All of the records below must be output exactly, with no pictures carried over.

>> START

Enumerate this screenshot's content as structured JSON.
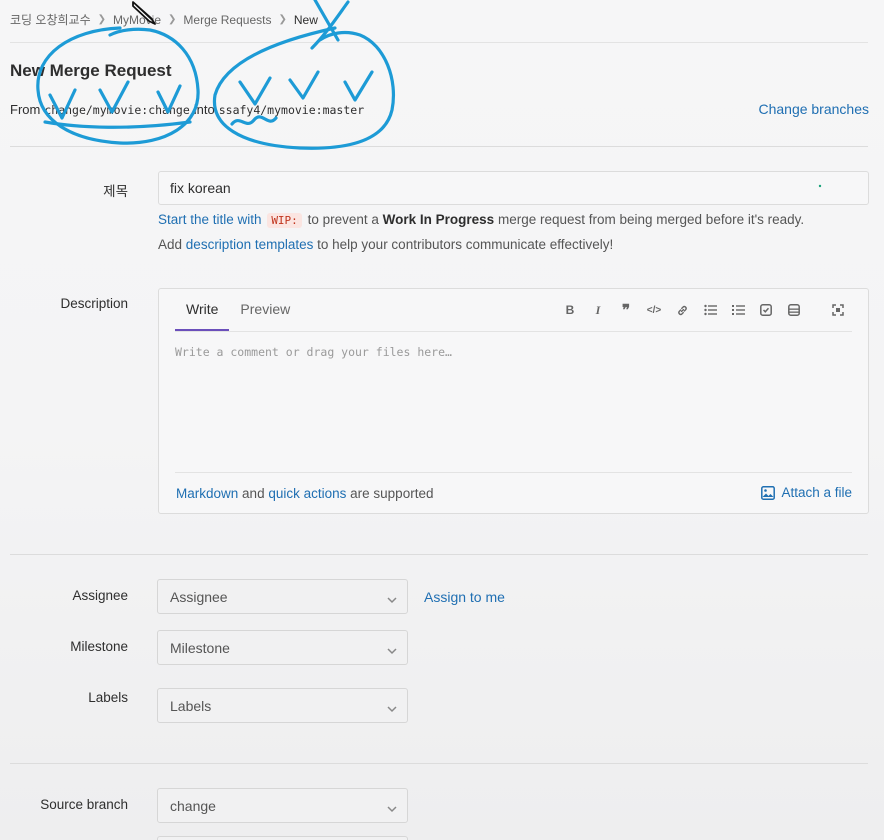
{
  "breadcrumb": {
    "items": [
      "코딩 오창희교수",
      "MyMovie",
      "Merge Requests"
    ],
    "current": "New"
  },
  "page": {
    "title": "New Merge Request",
    "from_label": "From",
    "source_ref": "change/mymovie:change",
    "into_label": "into",
    "target_ref": "ssafy4/mymovie:master",
    "change_branches": "Change branches"
  },
  "title_field": {
    "label": "제목",
    "value": "fix korean",
    "hint_prefix": "Start the title with",
    "hint_code": "WIP:",
    "hint_mid": "to prevent a",
    "hint_bold": "Work In Progress",
    "hint_suffix": "merge request from being merged before it's ready.",
    "templates_prefix": "Add",
    "templates_link": "description templates",
    "templates_suffix": "to help your contributors communicate effectively!"
  },
  "description": {
    "label": "Description",
    "tab_write": "Write",
    "tab_preview": "Preview",
    "placeholder": "Write a comment or drag your files here…",
    "markdown_link": "Markdown",
    "and": "and",
    "quick_actions_link": "quick actions",
    "supported": "are supported",
    "attach": "Attach a file",
    "toolbar_icons": [
      "bold-icon",
      "italic-icon",
      "quote-icon",
      "code-icon",
      "link-icon",
      "bullet-list-icon",
      "numbered-list-icon",
      "task-list-icon",
      "table-icon",
      "fullscreen-icon"
    ]
  },
  "assignee": {
    "label": "Assignee",
    "value": "Assignee",
    "assign_me": "Assign to me"
  },
  "milestone": {
    "label": "Milestone",
    "value": "Milestone"
  },
  "labels": {
    "label": "Labels",
    "value": "Labels"
  },
  "source_branch": {
    "label": "Source branch",
    "value": "change"
  },
  "colors": {
    "link": "#1f6fb2",
    "active_tab": "#6b4fbb",
    "annotation_ink": "#1d9bd6"
  }
}
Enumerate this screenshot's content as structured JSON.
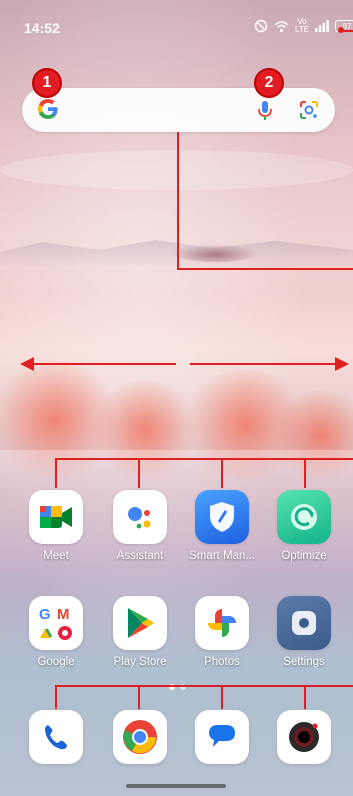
{
  "status_bar": {
    "time": "14:52",
    "network_top": "Vo",
    "network_bottom": "LTE",
    "battery": "87"
  },
  "search_bar": {
    "badges": [
      "1",
      "2"
    ]
  },
  "home": {
    "row1": [
      {
        "label": "Meet",
        "icon": "meet-icon"
      },
      {
        "label": "Assistant",
        "icon": "assistant-icon"
      },
      {
        "label": "Smart Man...",
        "icon": "smart-manager-icon"
      },
      {
        "label": "Optimize",
        "icon": "optimize-icon"
      }
    ],
    "row2": [
      {
        "label": "Google",
        "icon": "google-folder-icon"
      },
      {
        "label": "Play Store",
        "icon": "play-store-icon"
      },
      {
        "label": "Photos",
        "icon": "photos-icon"
      },
      {
        "label": "Settings",
        "icon": "settings-icon"
      }
    ]
  },
  "dock": [
    {
      "icon": "phone-icon"
    },
    {
      "icon": "chrome-icon"
    },
    {
      "icon": "messages-icon"
    },
    {
      "icon": "camera-icon"
    }
  ],
  "colors": {
    "annotation": "#e02020",
    "google_blue": "#4285f4"
  }
}
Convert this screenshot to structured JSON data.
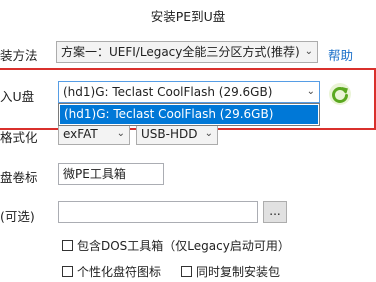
{
  "window": {
    "title": "安装PE到U盘"
  },
  "rows": {
    "install_method": {
      "label": "装方法",
      "value": "方案一：UEFI/Legacy全能三分区方式(推荐)",
      "help": "帮助"
    },
    "target_usb": {
      "label": "入U盘",
      "value": "(hd1)G: Teclast CoolFlash (29.6GB)",
      "options": [
        "(hd1)G: Teclast CoolFlash (29.6GB)"
      ]
    },
    "format": {
      "label": "格式化",
      "filesystem": "exFAT",
      "mode": "USB-HDD"
    },
    "volume_label": {
      "label": "盘卷标",
      "value": "微PE工具箱"
    },
    "optional": {
      "label": "(可选)",
      "value": "",
      "browse": "..."
    }
  },
  "options": {
    "dos_tools": "包含DOS工具箱（仅Legacy启动可用）",
    "personalize_icon": "个性化盘符图标",
    "copy_installer": "同时复制安装包"
  },
  "colors": {
    "highlight": "#0078d7",
    "annotation": "#d9302c",
    "link": "#1a6fc9"
  },
  "icons": {
    "refresh": "refresh-icon"
  }
}
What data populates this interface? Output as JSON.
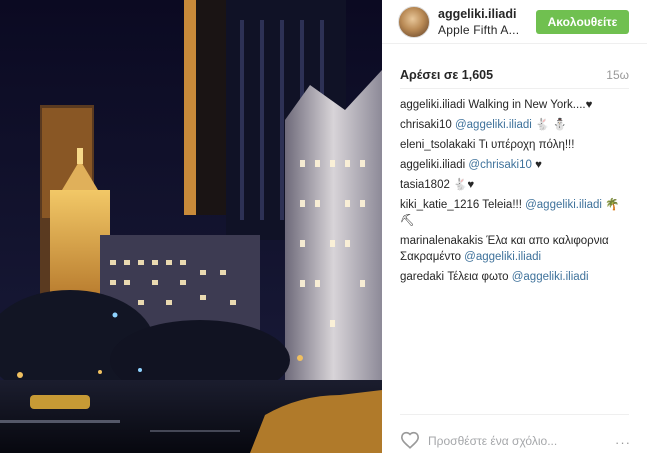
{
  "post": {
    "username": "aggeliki.iliadi",
    "location": "Apple Fifth A...",
    "follow_label": "Ακολουθείτε",
    "likes": "Αρέσει σε 1,605",
    "age": "15ω",
    "comments": [
      {
        "user": "aggeliki.iliadi",
        "mention": "",
        "text": " Walking in New York....",
        "emoji": "♥"
      },
      {
        "user": "chrisaki10",
        "mention": " @aggeliki.iliadi",
        "text": "",
        "emoji": " 🐇 ⛄"
      },
      {
        "user": "eleni_tsolakaki",
        "mention": "",
        "text": " Τι υπέροχη πόλη!!!",
        "emoji": ""
      },
      {
        "user": "aggeliki.iliadi",
        "mention": " @chrisaki10",
        "text": "",
        "emoji": " ♥"
      },
      {
        "user": "tasia1802",
        "mention": "",
        "text": "",
        "emoji": " 🐇♥"
      },
      {
        "user": "kiki_katie_1216",
        "mention": " @aggeliki.iliadi",
        "text": " Teleia!!! ",
        "emoji": " 🌴 ⛏"
      },
      {
        "user": "marinalenakakis",
        "mention": " @aggeliki.iliadi",
        "text": " Έλα και απο καλιφορνια Σακραμέντο",
        "emoji": ""
      },
      {
        "user": "garedaki",
        "mention": " @aggeliki.iliadi",
        "text": " Τέλεια φωτο ",
        "emoji": ""
      }
    ],
    "add_comment_placeholder": "Προσθέστε ένα σχόλιο...",
    "more_label": "···"
  },
  "colors": {
    "follow_bg": "#70c050",
    "mention": "#3f729b"
  },
  "icons": {
    "like": "heart-outline-icon",
    "more": "ellipsis-icon"
  }
}
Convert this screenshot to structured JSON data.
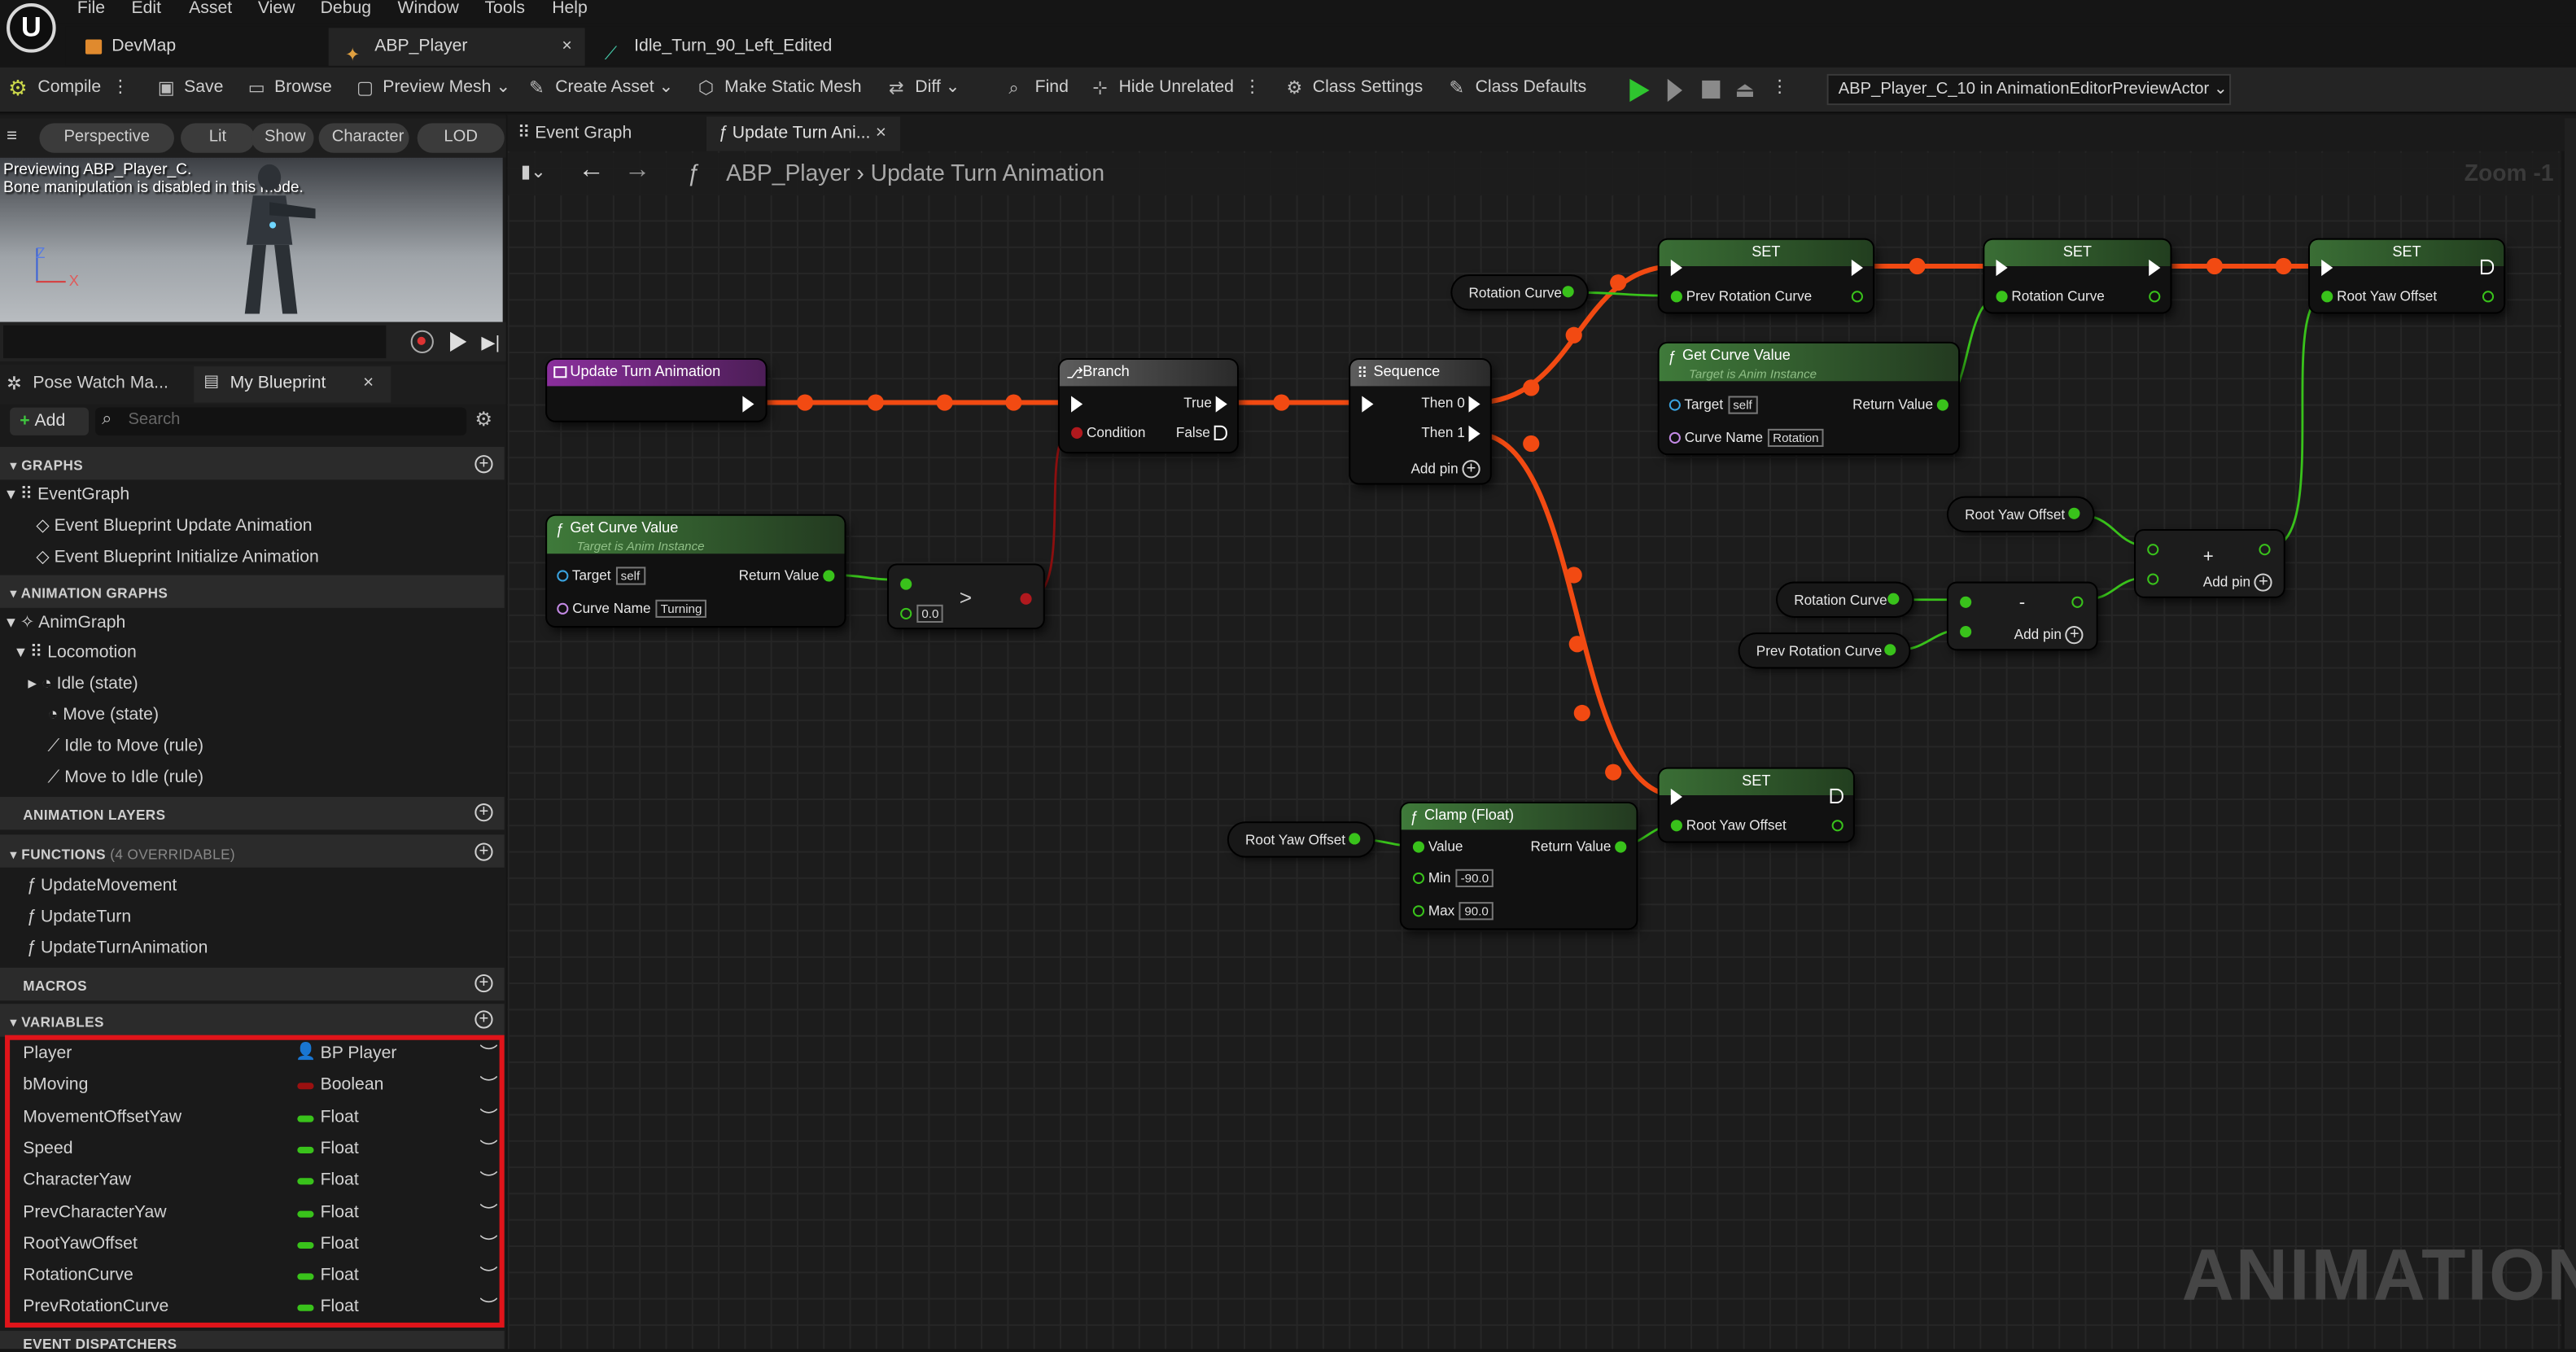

>> END

## Response to the task
Enumerate this screenshot's content as structured JSON.
{
  "breadcrumb": {
    "items": [
      "코딩 오창희교수",
      "MyMovie",
      "Merge Requests"
    ],
    "current": "New"
  },
  "page": {
    "title": "New Merge Request",
    "from_label": "From",
    "source_ref": "change/mymovie:change",
    "into_label": "into",
    "target_ref": "ssafy4/mymovie:master",
    "change_branches": "Change branches"
  },
  "title_field": {
    "label": "제목",
    "value": "fix korean",
    "hint_prefix": "Start the title with",
    "hint_code": "WIP:",
    "hint_mid": "to prevent a",
    "hint_bold": "Work In Progress",
    "hint_suffix": "merge request from being merged before it's ready.",
    "templates_prefix": "Add",
    "templates_link": "description templates",
    "templates_suffix": "to help your contributors communicate effectively!"
  },
  "description": {
    "label": "Description",
    "tab_write": "Write",
    "tab_preview": "Preview",
    "placeholder": "Write a comment or drag your files here…",
    "markdown_link": "Markdown",
    "and": "and",
    "quick_actions_link": "quick actions",
    "supported": "are supported",
    "attach": "Attach a file",
    "toolbar_icons": [
      "bold-icon",
      "italic-icon",
      "quote-icon",
      "code-icon",
      "link-icon",
      "bullet-list-icon",
      "numbered-list-icon",
      "task-list-icon",
      "table-icon",
      "fullscreen-icon"
    ]
  },
  "assignee": {
    "label": "Assignee",
    "value": "Assignee",
    "assign_me": "Assign to me"
  },
  "milestone": {
    "label": "Milestone",
    "value": "Milestone"
  },
  "labels": {
    "label": "Labels",
    "value": "Labels"
  },
  "source_branch": {
    "label": "Source branch",
    "value": "change"
  },
  "colors": {
    "link": "#1f6fb2",
    "active_tab": "#6b4fbb",
    "annotation_ink": "#1d9bd6"
  }
}
Enumerate this screenshot's content as structured JSON.
{
  "status_bar": {
    "time": "14:52",
    "network_top": "Vo",
    "network_bottom": "LTE",
    "battery": "87"
  },
  "search_bar": {
    "badges": [
      "1",
      "2"
    ]
  },
  "home": {
    "row1": [
      {
        "label": "Meet",
        "icon": "meet-icon"
      },
      {
        "label": "Assistant",
        "icon": "assistant-icon"
      },
      {
        "label": "Smart Man...",
        "icon": "smart-manager-icon"
      },
      {
        "label": "Optimize",
        "icon": "optimize-icon"
      }
    ],
    "row2": [
      {
        "label": "Google",
        "icon": "google-folder-icon"
      },
      {
        "label": "Play Store",
        "icon": "play-store-icon"
      },
      {
        "label": "Photos",
        "icon": "photos-icon"
      },
      {
        "label": "Settings",
        "icon": "settings-icon"
      }
    ]
  },
  "dock": [
    {
      "icon": "phone-icon"
    },
    {
      "icon": "chrome-icon"
    },
    {
      "icon": "messages-icon"
    },
    {
      "icon": "camera-icon"
    }
  ],
  "colors": {
    "annotation": "#e02020",
    "google_blue": "#4285f4"
  }
}
Convert this screenshot to structured JSON data.
{
  "window": {
    "title": "安装PE到U盘"
  },
  "rows": {
    "install_method": {
      "label": "装方法",
      "value": "方案一：UEFI/Legacy全能三分区方式(推荐)",
      "help": "帮助"
    },
    "target_usb": {
      "label": "入U盘",
      "value": "(hd1)G: Teclast CoolFlash (29.6GB)",
      "options": [
        "(hd1)G: Teclast CoolFlash (29.6GB)"
      ]
    },
    "format": {
      "label": "格式化",
      "filesystem": "exFAT",
      "mode": "USB-HDD"
    },
    "volume_label": {
      "label": "盘卷标",
      "value": "微PE工具箱"
    },
    "optional": {
      "label": "(可选)",
      "value": "",
      "browse": "..."
    }
  },
  "options": {
    "dos_tools": "包含DOS工具箱（仅Legacy启动可用）",
    "personalize_icon": "个性化盘符图标",
    "copy_installer": "同时复制安装包"
  },
  "colors": {
    "highlight": "#0078d7",
    "annotation": "#d9302c",
    "link": "#1a6fc9"
  },
  "icons": {
    "refresh": "refresh-icon"
  }
}
What data populates this interface? Output as JSON.
{
  "post": {
    "username": "aggeliki.iliadi",
    "location": "Apple Fifth A...",
    "follow_label": "Ακολουθείτε",
    "likes": "Αρέσει σε 1,605",
    "age": "15ω",
    "comments": [
      {
        "user": "aggeliki.iliadi",
        "mention": "",
        "text": " Walking in New York....",
        "emoji": "♥"
      },
      {
        "user": "chrisaki10",
        "mention": " @aggeliki.iliadi",
        "text": "",
        "emoji": " 🐇 ⛄"
      },
      {
        "user": "eleni_tsolakaki",
        "mention": "",
        "text": " Τι υπέροχη πόλη!!!",
        "emoji": ""
      },
      {
        "user": "aggeliki.iliadi",
        "mention": " @chrisaki10",
        "text": "",
        "emoji": " ♥"
      },
      {
        "user": "tasia1802",
        "mention": "",
        "text": "",
        "emoji": " 🐇♥"
      },
      {
        "user": "kiki_katie_1216",
        "mention": " @aggeliki.iliadi",
        "text": " Teleia!!! ",
        "emoji": " 🌴 ⛏"
      },
      {
        "user": "marinalenakakis",
        "mention": " @aggeliki.iliadi",
        "text": " Έλα και απο καλιφορνια Σακραμέντο",
        "emoji": ""
      },
      {
        "user": "garedaki",
        "mention": " @aggeliki.iliadi",
        "text": " Τέλεια φωτο ",
        "emoji": ""
      }
    ],
    "add_comment_placeholder": "Προσθέστε ένα σχόλιο...",
    "more_label": "···"
  },
  "colors": {
    "follow_bg": "#70c050",
    "mention": "#3f729b"
  },
  "icons": {
    "like": "heart-outline-icon",
    "more": "ellipsis-icon"
  }
}
Convert this screenshot to structured JSON data.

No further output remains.